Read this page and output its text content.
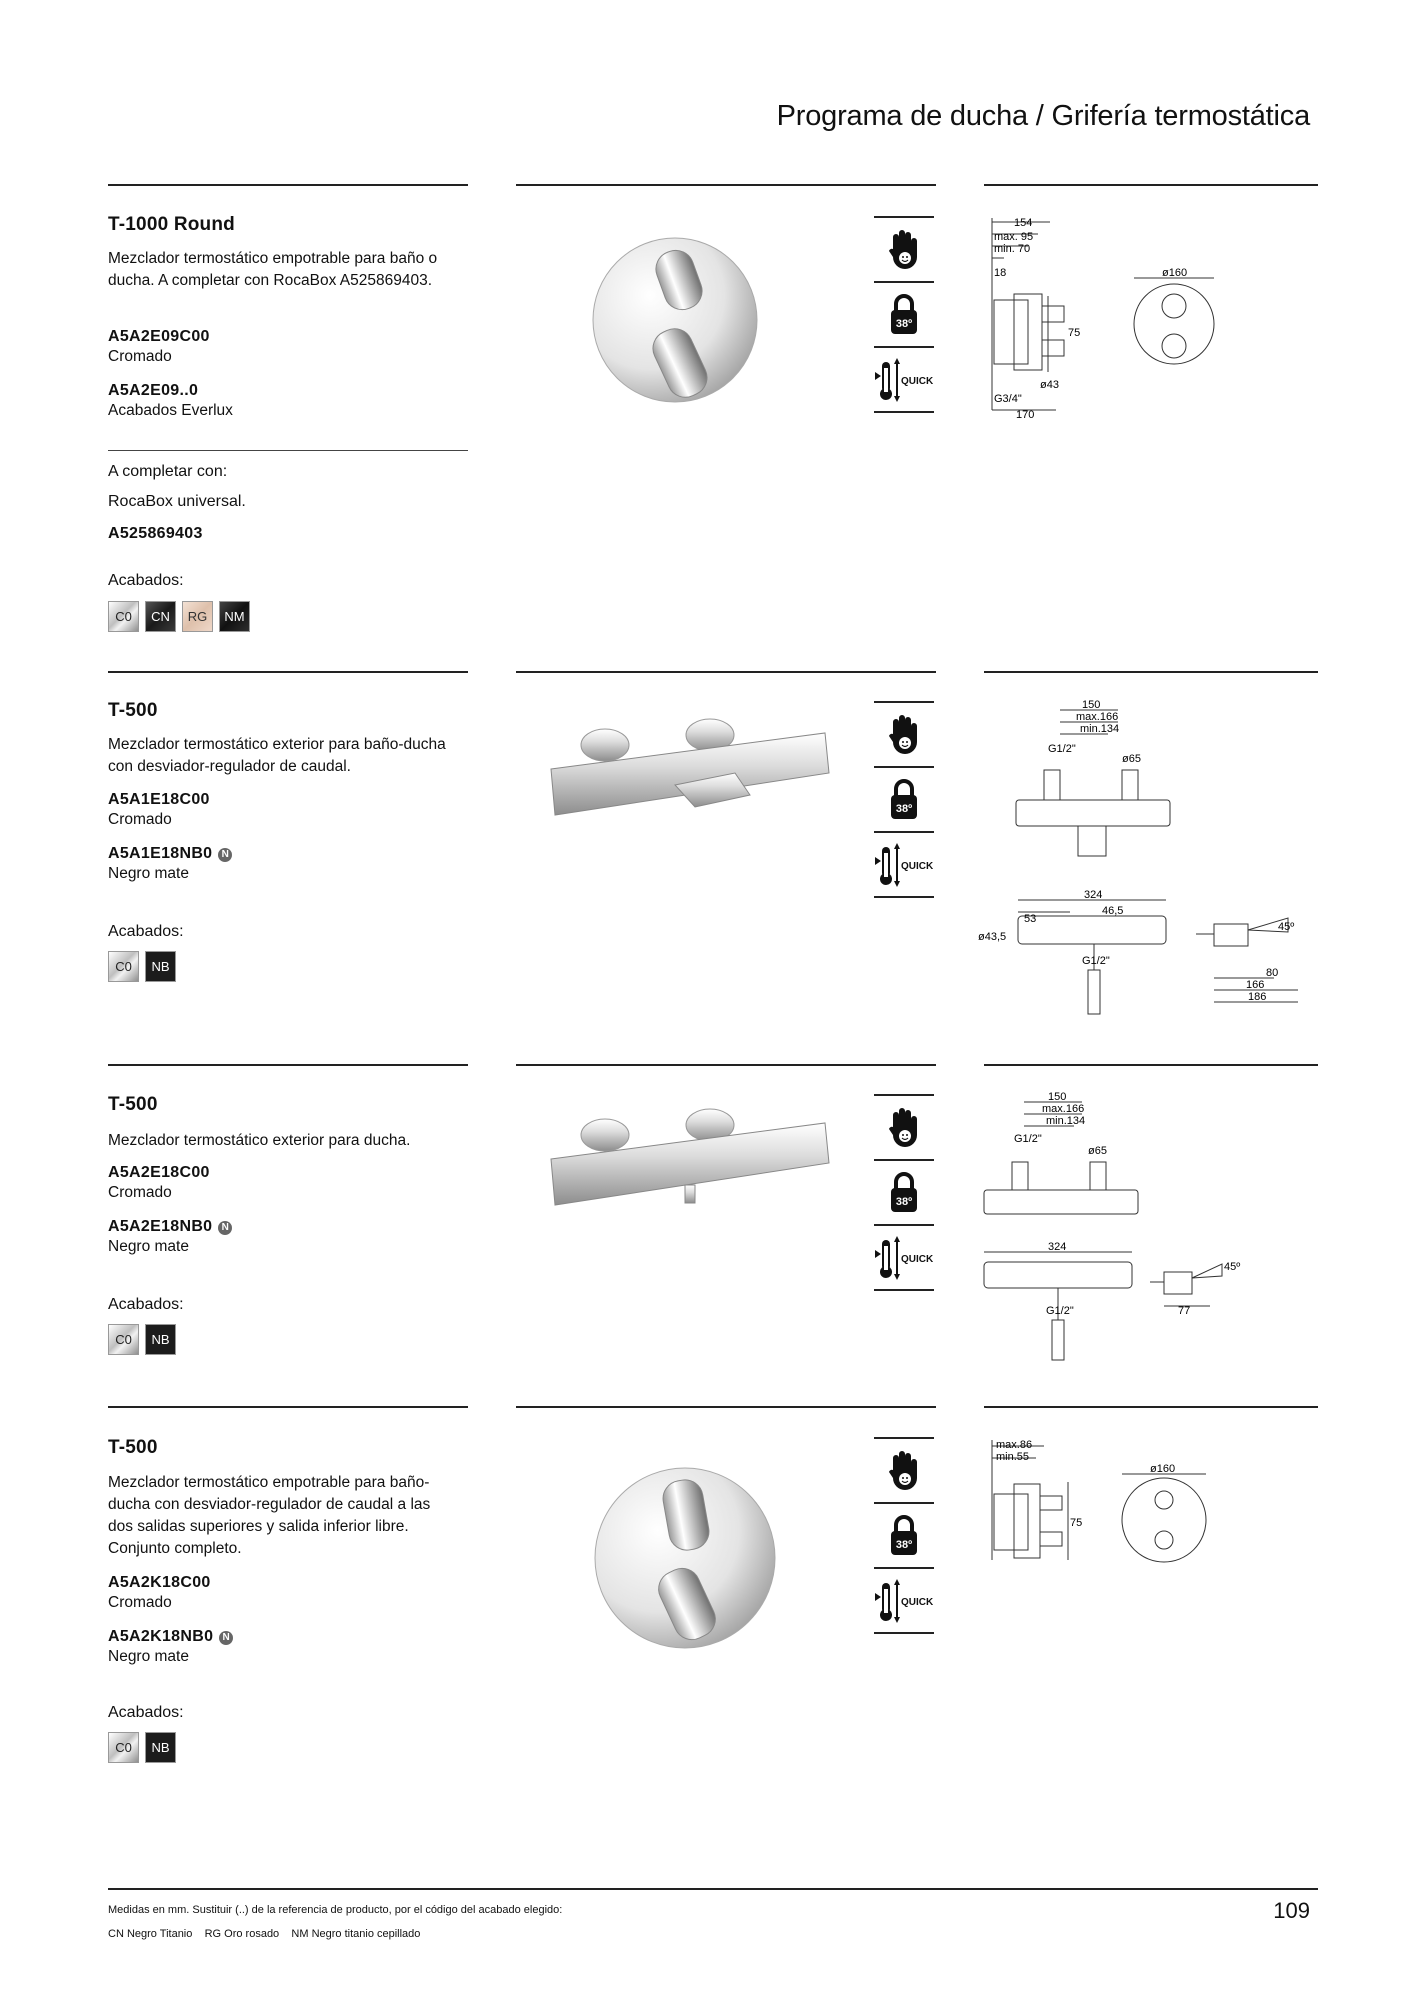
Programa de ducha / Grifería termostática
T-1000 Round
Mezclador termostático empotrable para baño o ducha. A completar con RocaBox A525869403.
A5A2E09C00
Cromado
A5A2E09..0
Acabados Everlux
A completar con:
RocaBox universal.
A525869403
Acabados:
C0	CN	RG	NM
38º
QUICK
154
max. 95
min. 70
18
75
ø43
G3/4"
170
ø160
T-500
Mezclador termostático exterior para baño-ducha con desviador-regulador de caudal.
A5A1E18C00
Cromado
A5A1E18NB0 N
Negro mate
Acabados:
C0	NB
38º
QUICK
150
max.166
min.134
G1/2"
ø65
324
53
46,5
ø43,5
G1/2"
45º
80
166
186
T-500
Mezclador termostático exterior para ducha.
A5A2E18C00
Cromado
A5A2E18NB0 N
Negro mate
Acabados:
C0	NB
38º
QUICK
150
max.166
min.134
G1/2"
ø65
324
G1/2"
45º
77
T-500
Mezclador termostático empotrable para baño-ducha con desviador-regulador de caudal a las dos salidas superiores y salida inferior libre. Conjunto completo.
A5A2K18C00
Cromado
A5A2K18NB0 N
Negro mate
Acabados:
C0	NB
38º
QUICK
max.86
min.55
75
ø160
Medidas en mm. Sustituir (..) de la referencia de producto, por el código del acabado elegido:
CN Negro Titanio    RG Oro rosado    NM Negro titanio cepillado
109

Task requirements: Collect every line from the records above that contains the word "completar".

Final answer:
Mezclador termostático empotrable para baño o ducha. A completar con RocaBox A525869403.
A completar con:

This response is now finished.